What you should do >> Copy out the entries exactly, from the first line to the last.

Records provided >>

[Begin]

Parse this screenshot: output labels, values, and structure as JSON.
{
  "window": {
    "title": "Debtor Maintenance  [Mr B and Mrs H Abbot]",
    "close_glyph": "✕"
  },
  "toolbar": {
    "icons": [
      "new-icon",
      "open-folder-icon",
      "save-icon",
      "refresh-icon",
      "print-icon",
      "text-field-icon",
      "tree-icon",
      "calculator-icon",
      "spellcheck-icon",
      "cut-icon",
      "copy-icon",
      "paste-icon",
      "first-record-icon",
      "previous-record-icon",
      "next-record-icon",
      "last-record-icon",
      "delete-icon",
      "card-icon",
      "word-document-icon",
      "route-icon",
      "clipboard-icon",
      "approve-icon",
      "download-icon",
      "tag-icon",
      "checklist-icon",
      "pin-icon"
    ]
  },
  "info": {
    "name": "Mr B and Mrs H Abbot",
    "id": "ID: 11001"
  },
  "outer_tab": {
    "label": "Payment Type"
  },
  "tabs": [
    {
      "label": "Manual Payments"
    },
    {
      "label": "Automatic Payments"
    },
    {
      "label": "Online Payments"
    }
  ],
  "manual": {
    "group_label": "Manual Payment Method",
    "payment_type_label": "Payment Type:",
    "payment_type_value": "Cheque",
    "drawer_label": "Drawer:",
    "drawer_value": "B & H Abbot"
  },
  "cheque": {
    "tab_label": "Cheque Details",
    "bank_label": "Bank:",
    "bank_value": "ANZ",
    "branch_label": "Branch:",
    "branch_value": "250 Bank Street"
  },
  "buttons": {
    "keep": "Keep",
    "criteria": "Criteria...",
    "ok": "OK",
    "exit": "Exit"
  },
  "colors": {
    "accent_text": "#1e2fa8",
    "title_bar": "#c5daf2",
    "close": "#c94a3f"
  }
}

[End]

The response >>
Parse this screenshot: output labels, values, and structure as JSON.
{
  "window": {
    "title": "Debtor Maintenance  [Mr B and Mrs H Abbot]",
    "close_glyph": "✕"
  },
  "toolbar": {
    "icons": [
      "new-icon",
      "open-folder-icon",
      "save-icon",
      "refresh-icon",
      "print-icon",
      "text-field-icon",
      "tree-icon",
      "calculator-icon",
      "spellcheck-icon",
      "cut-icon",
      "copy-icon",
      "paste-icon",
      "first-record-icon",
      "previous-record-icon",
      "next-record-icon",
      "last-record-icon",
      "delete-icon",
      "card-icon",
      "word-document-icon",
      "route-icon",
      "clipboard-icon",
      "approve-icon",
      "download-icon",
      "tag-icon",
      "checklist-icon",
      "pin-icon"
    ]
  },
  "info": {
    "name": "Mr B and Mrs H Abbot",
    "id": "ID: 11001"
  },
  "outer_tab": {
    "label": "Payment Type"
  },
  "tabs": [
    {
      "label": "Manual Payments"
    },
    {
      "label": "Automatic Payments"
    },
    {
      "label": "Online Payments"
    }
  ],
  "manual": {
    "group_label": "Manual Payment Method",
    "payment_type_label": "Payment Type:",
    "payment_type_value": "Cheque",
    "drawer_label": "Drawer:",
    "drawer_value": "B & H Abbot"
  },
  "cheque": {
    "tab_label": "Cheque Details",
    "bank_label": "Bank:",
    "bank_value": "ANZ",
    "branch_label": "Branch:",
    "branch_value": "250 Bank Street"
  },
  "buttons": {
    "keep": "Keep",
    "criteria": "Criteria...",
    "ok": "OK",
    "exit": "Exit"
  },
  "colors": {
    "accent_text": "#1e2fa8",
    "title_bar": "#c5daf2",
    "close": "#c94a3f"
  }
}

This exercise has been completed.